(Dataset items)

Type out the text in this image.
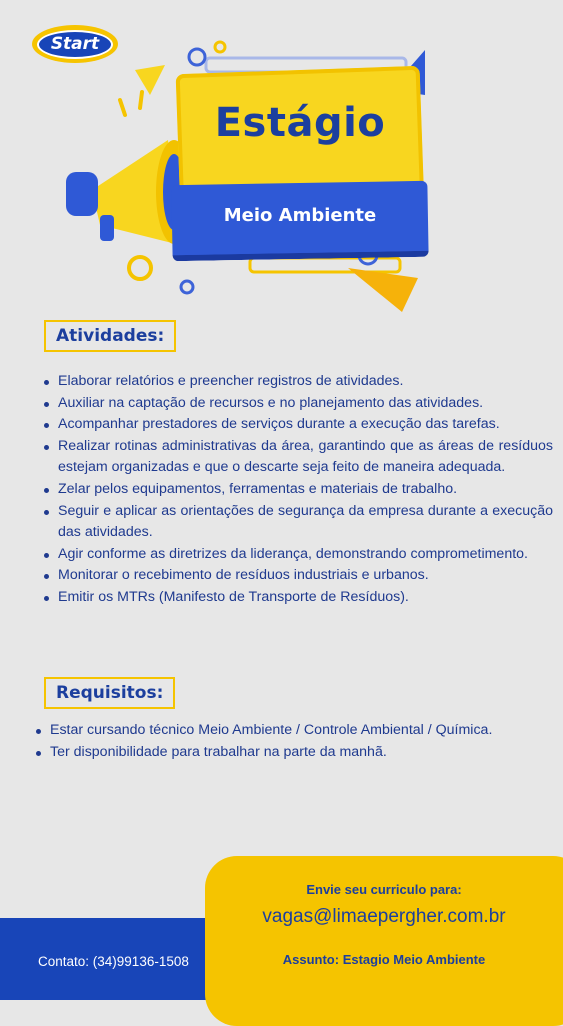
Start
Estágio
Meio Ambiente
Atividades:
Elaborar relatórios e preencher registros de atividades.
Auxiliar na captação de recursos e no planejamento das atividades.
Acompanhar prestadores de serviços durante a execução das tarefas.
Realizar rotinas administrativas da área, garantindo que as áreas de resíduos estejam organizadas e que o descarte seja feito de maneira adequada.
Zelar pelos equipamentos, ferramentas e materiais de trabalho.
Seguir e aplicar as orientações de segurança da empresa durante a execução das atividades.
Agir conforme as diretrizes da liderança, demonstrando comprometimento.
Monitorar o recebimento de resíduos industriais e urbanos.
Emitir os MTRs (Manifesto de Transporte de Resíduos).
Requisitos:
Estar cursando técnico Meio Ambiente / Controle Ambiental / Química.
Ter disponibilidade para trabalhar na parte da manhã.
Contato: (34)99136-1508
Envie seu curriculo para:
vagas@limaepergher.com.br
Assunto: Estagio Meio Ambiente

• EXERCISE PROMPT:
Set down the material above as is, without any pictures.

• ANSWER TO THE PROBLEM:
Type out the text in this image.
Start
Estágio
Meio Ambiente
Atividades:
Elaborar relatórios e preencher registros de atividades.
Auxiliar na captação de recursos e no planejamento das atividades.
Acompanhar prestadores de serviços durante a execução das tarefas.
Realizar rotinas administrativas da área, garantindo que as áreas de resíduos estejam organizadas e que o descarte seja feito de maneira adequada.
Zelar pelos equipamentos, ferramentas e materiais de trabalho.
Seguir e aplicar as orientações de segurança da empresa durante a execução das atividades.
Agir conforme as diretrizes da liderança, demonstrando comprometimento.
Monitorar o recebimento de resíduos industriais e urbanos.
Emitir os MTRs (Manifesto de Transporte de Resíduos).
Requisitos:
Estar cursando técnico Meio Ambiente / Controle Ambiental / Química.
Ter disponibilidade para trabalhar na parte da manhã.
Contato: (34)99136-1508
Envie seu curriculo para:
vagas@limaepergher.com.br
Assunto: Estagio Meio Ambiente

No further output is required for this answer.